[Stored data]
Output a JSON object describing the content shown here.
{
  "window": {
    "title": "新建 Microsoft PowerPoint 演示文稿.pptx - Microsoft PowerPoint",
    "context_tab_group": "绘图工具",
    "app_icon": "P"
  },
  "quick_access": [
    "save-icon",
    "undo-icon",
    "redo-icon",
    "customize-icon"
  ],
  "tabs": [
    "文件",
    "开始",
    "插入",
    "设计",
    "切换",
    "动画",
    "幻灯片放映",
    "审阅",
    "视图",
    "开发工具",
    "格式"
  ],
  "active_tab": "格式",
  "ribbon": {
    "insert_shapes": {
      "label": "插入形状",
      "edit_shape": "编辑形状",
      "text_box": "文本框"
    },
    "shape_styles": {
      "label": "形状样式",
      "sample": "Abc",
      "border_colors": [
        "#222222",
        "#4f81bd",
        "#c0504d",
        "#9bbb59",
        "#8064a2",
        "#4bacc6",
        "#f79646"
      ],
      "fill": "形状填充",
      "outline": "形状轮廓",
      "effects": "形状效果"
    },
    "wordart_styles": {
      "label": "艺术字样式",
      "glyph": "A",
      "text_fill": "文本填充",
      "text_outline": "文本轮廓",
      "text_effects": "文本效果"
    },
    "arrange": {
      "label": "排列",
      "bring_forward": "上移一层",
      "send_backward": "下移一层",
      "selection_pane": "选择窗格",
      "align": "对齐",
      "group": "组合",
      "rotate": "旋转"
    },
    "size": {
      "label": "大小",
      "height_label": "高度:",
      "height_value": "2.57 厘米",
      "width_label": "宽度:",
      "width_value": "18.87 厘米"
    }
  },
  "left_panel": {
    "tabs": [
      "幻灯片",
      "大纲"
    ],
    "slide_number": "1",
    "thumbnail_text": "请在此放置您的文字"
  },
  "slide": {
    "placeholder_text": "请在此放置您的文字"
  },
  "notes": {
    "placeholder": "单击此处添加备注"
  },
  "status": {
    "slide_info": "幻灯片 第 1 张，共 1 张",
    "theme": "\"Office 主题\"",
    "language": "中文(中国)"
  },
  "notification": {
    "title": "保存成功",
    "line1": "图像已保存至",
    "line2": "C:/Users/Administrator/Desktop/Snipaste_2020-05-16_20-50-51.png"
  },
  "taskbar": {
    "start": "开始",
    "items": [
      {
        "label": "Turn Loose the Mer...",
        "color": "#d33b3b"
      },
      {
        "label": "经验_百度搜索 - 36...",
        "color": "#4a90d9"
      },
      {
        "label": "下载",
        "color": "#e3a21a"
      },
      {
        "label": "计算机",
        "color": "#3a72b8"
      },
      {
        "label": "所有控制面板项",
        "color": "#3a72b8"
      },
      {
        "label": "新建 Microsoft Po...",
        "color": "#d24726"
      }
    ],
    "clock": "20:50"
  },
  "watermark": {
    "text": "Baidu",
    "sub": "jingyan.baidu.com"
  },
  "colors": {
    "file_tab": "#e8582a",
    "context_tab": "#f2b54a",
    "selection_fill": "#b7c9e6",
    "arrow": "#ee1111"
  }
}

Given task: Exactly as written above, please repeat the entries.

Completed exercise:
Output a JSON object describing the content shown here.
{
  "window": {
    "title": "新建 Microsoft PowerPoint 演示文稿.pptx - Microsoft PowerPoint",
    "context_tab_group": "绘图工具",
    "app_icon": "P"
  },
  "quick_access": [
    "save-icon",
    "undo-icon",
    "redo-icon",
    "customize-icon"
  ],
  "tabs": [
    "文件",
    "开始",
    "插入",
    "设计",
    "切换",
    "动画",
    "幻灯片放映",
    "审阅",
    "视图",
    "开发工具",
    "格式"
  ],
  "active_tab": "格式",
  "ribbon": {
    "insert_shapes": {
      "label": "插入形状",
      "edit_shape": "编辑形状",
      "text_box": "文本框"
    },
    "shape_styles": {
      "label": "形状样式",
      "sample": "Abc",
      "border_colors": [
        "#222222",
        "#4f81bd",
        "#c0504d",
        "#9bbb59",
        "#8064a2",
        "#4bacc6",
        "#f79646"
      ],
      "fill": "形状填充",
      "outline": "形状轮廓",
      "effects": "形状效果"
    },
    "wordart_styles": {
      "label": "艺术字样式",
      "glyph": "A",
      "text_fill": "文本填充",
      "text_outline": "文本轮廓",
      "text_effects": "文本效果"
    },
    "arrange": {
      "label": "排列",
      "bring_forward": "上移一层",
      "send_backward": "下移一层",
      "selection_pane": "选择窗格",
      "align": "对齐",
      "group": "组合",
      "rotate": "旋转"
    },
    "size": {
      "label": "大小",
      "height_label": "高度:",
      "height_value": "2.57 厘米",
      "width_label": "宽度:",
      "width_value": "18.87 厘米"
    }
  },
  "left_panel": {
    "tabs": [
      "幻灯片",
      "大纲"
    ],
    "slide_number": "1",
    "thumbnail_text": "请在此放置您的文字"
  },
  "slide": {
    "placeholder_text": "请在此放置您的文字"
  },
  "notes": {
    "placeholder": "单击此处添加备注"
  },
  "status": {
    "slide_info": "幻灯片 第 1 张，共 1 张",
    "theme": "\"Office 主题\"",
    "language": "中文(中国)"
  },
  "notification": {
    "title": "保存成功",
    "line1": "图像已保存至",
    "line2": "C:/Users/Administrator/Desktop/Snipaste_2020-05-16_20-50-51.png"
  },
  "taskbar": {
    "start": "开始",
    "items": [
      {
        "label": "Turn Loose the Mer...",
        "color": "#d33b3b"
      },
      {
        "label": "经验_百度搜索 - 36...",
        "color": "#4a90d9"
      },
      {
        "label": "下载",
        "color": "#e3a21a"
      },
      {
        "label": "计算机",
        "color": "#3a72b8"
      },
      {
        "label": "所有控制面板项",
        "color": "#3a72b8"
      },
      {
        "label": "新建 Microsoft Po...",
        "color": "#d24726"
      }
    ],
    "clock": "20:50"
  },
  "watermark": {
    "text": "Baidu",
    "sub": "jingyan.baidu.com"
  },
  "colors": {
    "file_tab": "#e8582a",
    "context_tab": "#f2b54a",
    "selection_fill": "#b7c9e6",
    "arrow": "#ee1111"
  }
}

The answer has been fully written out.